## Exercise:
Output every entry exactly as written.

## Data excerpts:
┌──

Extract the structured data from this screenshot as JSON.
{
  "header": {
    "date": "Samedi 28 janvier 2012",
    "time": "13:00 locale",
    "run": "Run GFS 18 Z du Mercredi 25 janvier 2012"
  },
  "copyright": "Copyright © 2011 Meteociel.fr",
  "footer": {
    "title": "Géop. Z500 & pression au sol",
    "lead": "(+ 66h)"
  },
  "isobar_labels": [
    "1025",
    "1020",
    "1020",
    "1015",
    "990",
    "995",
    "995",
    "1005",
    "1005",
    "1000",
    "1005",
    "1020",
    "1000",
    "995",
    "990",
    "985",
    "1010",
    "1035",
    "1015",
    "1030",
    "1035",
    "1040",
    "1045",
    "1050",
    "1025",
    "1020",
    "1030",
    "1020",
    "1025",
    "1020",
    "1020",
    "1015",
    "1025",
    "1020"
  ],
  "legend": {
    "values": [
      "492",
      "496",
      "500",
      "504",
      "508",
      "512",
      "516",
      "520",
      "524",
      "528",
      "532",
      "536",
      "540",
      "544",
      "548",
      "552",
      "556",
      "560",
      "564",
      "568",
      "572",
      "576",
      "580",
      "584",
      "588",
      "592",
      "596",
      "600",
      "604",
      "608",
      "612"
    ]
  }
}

└──

## Completed exercise:
Extract the structured data from this screenshot as JSON.
{
  "header": {
    "date": "Samedi 28 janvier 2012",
    "time": "13:00 locale",
    "run": "Run GFS 18 Z du Mercredi 25 janvier 2012"
  },
  "copyright": "Copyright © 2011 Meteociel.fr",
  "footer": {
    "title": "Géop. Z500 & pression au sol",
    "lead": "(+ 66h)"
  },
  "isobar_labels": [
    "1025",
    "1020",
    "1020",
    "1015",
    "990",
    "995",
    "995",
    "1005",
    "1005",
    "1000",
    "1005",
    "1020",
    "1000",
    "995",
    "990",
    "985",
    "1010",
    "1035",
    "1015",
    "1030",
    "1035",
    "1040",
    "1045",
    "1050",
    "1025",
    "1020",
    "1030",
    "1020",
    "1025",
    "1020",
    "1020",
    "1015",
    "1025",
    "1020"
  ],
  "legend": {
    "values": [
      "492",
      "496",
      "500",
      "504",
      "508",
      "512",
      "516",
      "520",
      "524",
      "528",
      "532",
      "536",
      "540",
      "544",
      "548",
      "552",
      "556",
      "560",
      "564",
      "568",
      "572",
      "576",
      "580",
      "584",
      "588",
      "592",
      "596",
      "600",
      "604",
      "608",
      "612"
    ]
  }
}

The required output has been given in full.